Copy the material that follows word for word and omit its pictures.

/---

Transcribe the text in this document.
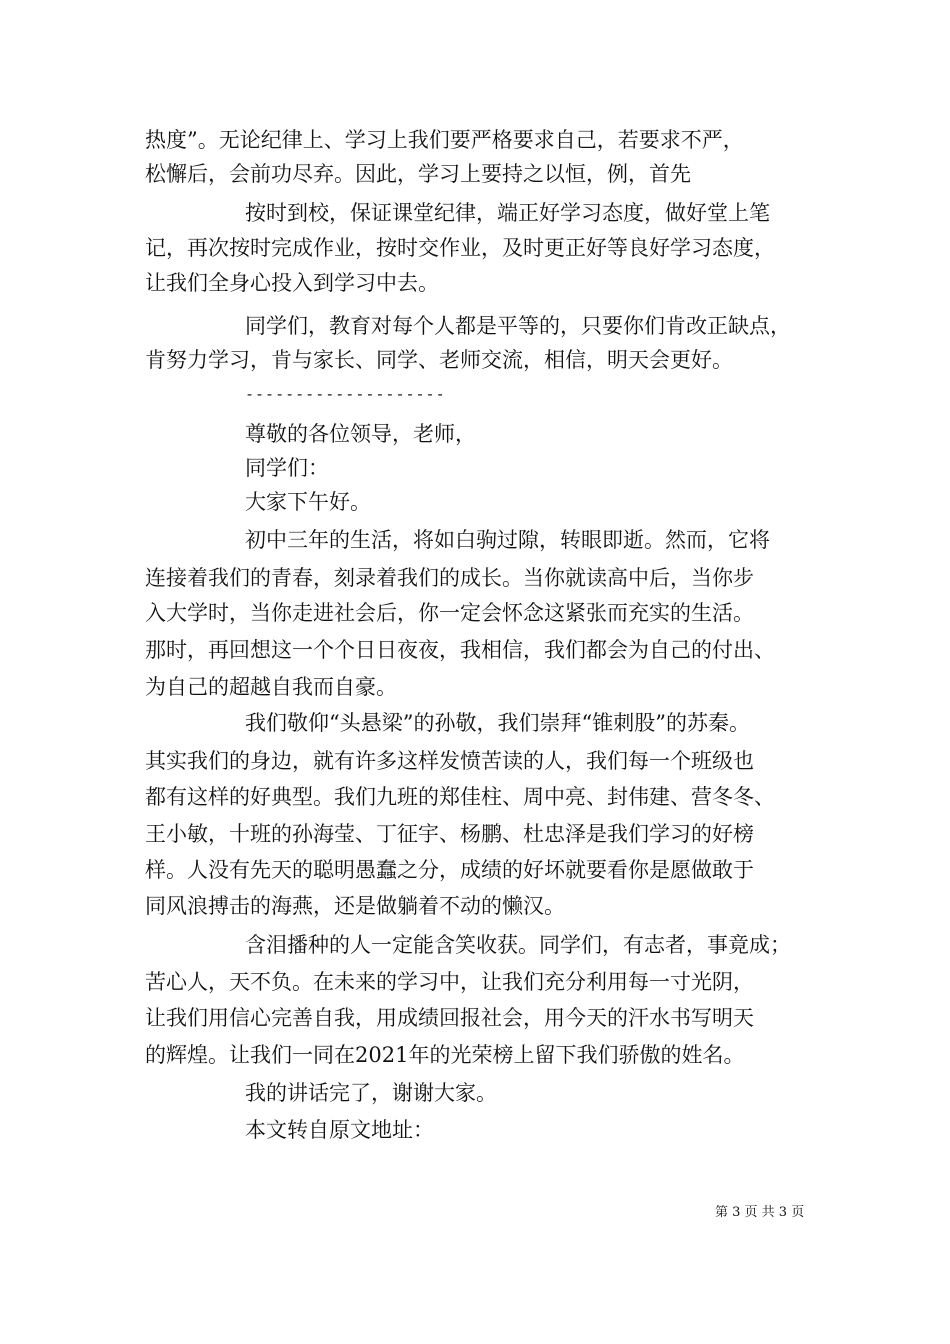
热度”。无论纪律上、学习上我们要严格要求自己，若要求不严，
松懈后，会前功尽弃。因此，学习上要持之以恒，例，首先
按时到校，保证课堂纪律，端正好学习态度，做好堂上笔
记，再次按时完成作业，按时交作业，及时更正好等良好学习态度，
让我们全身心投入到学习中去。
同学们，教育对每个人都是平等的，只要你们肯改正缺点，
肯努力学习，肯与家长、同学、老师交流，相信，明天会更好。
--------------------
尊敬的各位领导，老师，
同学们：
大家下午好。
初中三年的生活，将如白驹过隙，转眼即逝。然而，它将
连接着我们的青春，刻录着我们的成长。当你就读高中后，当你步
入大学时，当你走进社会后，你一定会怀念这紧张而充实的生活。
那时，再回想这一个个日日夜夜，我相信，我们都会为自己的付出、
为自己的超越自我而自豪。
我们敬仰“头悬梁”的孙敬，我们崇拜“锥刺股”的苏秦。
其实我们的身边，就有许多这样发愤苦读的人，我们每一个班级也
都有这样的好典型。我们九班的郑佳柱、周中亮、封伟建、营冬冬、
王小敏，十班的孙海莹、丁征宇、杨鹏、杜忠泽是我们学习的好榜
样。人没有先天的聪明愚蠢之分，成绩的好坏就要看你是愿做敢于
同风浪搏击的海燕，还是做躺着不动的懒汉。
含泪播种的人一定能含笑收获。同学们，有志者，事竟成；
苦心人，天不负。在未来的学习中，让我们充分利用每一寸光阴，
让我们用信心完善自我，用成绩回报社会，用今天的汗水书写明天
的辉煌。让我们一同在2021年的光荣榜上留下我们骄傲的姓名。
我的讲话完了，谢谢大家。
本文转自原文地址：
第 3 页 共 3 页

\---

[SOLUTION TO THIS TASK]:
Transcribe the text in this document.
热度”。无论纪律上、学习上我们要严格要求自己，若要求不严，
松懈后，会前功尽弃。因此，学习上要持之以恒，例，首先
按时到校，保证课堂纪律，端正好学习态度，做好堂上笔
记，再次按时完成作业，按时交作业，及时更正好等良好学习态度，
让我们全身心投入到学习中去。
同学们，教育对每个人都是平等的，只要你们肯改正缺点，
肯努力学习，肯与家长、同学、老师交流，相信，明天会更好。
--------------------
尊敬的各位领导，老师，
同学们：
大家下午好。
初中三年的生活，将如白驹过隙，转眼即逝。然而，它将
连接着我们的青春，刻录着我们的成长。当你就读高中后，当你步
入大学时，当你走进社会后，你一定会怀念这紧张而充实的生活。
那时，再回想这一个个日日夜夜，我相信，我们都会为自己的付出、
为自己的超越自我而自豪。
我们敬仰“头悬梁”的孙敬，我们崇拜“锥刺股”的苏秦。
其实我们的身边，就有许多这样发愤苦读的人，我们每一个班级也
都有这样的好典型。我们九班的郑佳柱、周中亮、封伟建、营冬冬、
王小敏，十班的孙海莹、丁征宇、杨鹏、杜忠泽是我们学习的好榜
样。人没有先天的聪明愚蠢之分，成绩的好坏就要看你是愿做敢于
同风浪搏击的海燕，还是做躺着不动的懒汉。
含泪播种的人一定能含笑收获。同学们，有志者，事竟成；
苦心人，天不负。在未来的学习中，让我们充分利用每一寸光阴，
让我们用信心完善自我，用成绩回报社会，用今天的汗水书写明天
的辉煌。让我们一同在2021年的光荣榜上留下我们骄傲的姓名。
我的讲话完了，谢谢大家。
本文转自原文地址：
第 3 页 共 3 页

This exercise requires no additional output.